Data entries
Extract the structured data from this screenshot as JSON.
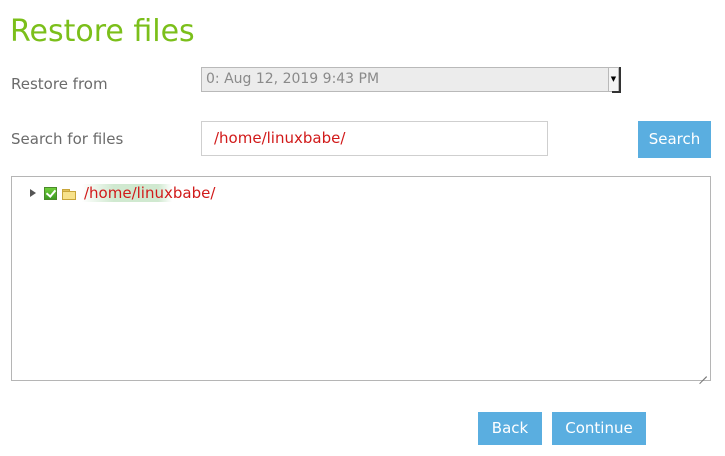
{
  "page": {
    "title": "Restore files"
  },
  "restore_from": {
    "label": "Restore from",
    "selected_value": "0: Aug 12, 2019 9:43 PM"
  },
  "search": {
    "label": "Search for files",
    "value": "/home/linuxbabe/",
    "button_label": "Search"
  },
  "tree": {
    "nodes": [
      {
        "label": "/home/linuxbabe/",
        "checked": true,
        "expanded": false,
        "icon": "folder-icon"
      }
    ]
  },
  "actions": {
    "back_label": "Back",
    "continue_label": "Continue"
  },
  "colors": {
    "title": "#7bbf1a",
    "button": "#5aaee0",
    "path_text": "#d11a1a"
  }
}
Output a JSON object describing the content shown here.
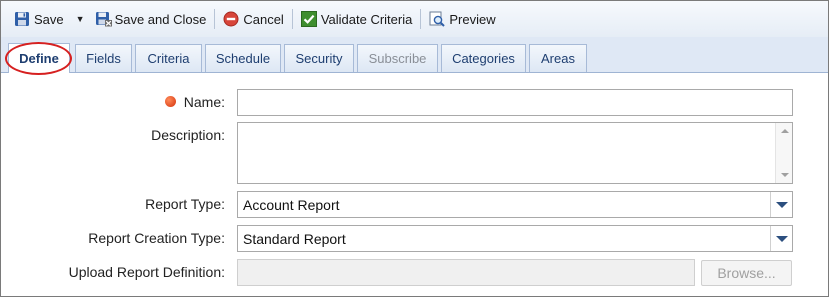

The task ▸
Omitting all images, print the listing exactly.

Result of this exercise ▸
Extract the structured data from this screenshot as JSON.
{
  "page": {
    "title": "Restore files"
  },
  "restore_from": {
    "label": "Restore from",
    "selected_value": "0: Aug 12, 2019 9:43 PM"
  },
  "search": {
    "label": "Search for files",
    "value": "/home/linuxbabe/",
    "button_label": "Search"
  },
  "tree": {
    "nodes": [
      {
        "label": "/home/linuxbabe/",
        "checked": true,
        "expanded": false,
        "icon": "folder-icon"
      }
    ]
  },
  "actions": {
    "back_label": "Back",
    "continue_label": "Continue"
  },
  "colors": {
    "title": "#7bbf1a",
    "button": "#5aaee0",
    "path_text": "#d11a1a"
  }
}
Output a JSON object describing the content shown here.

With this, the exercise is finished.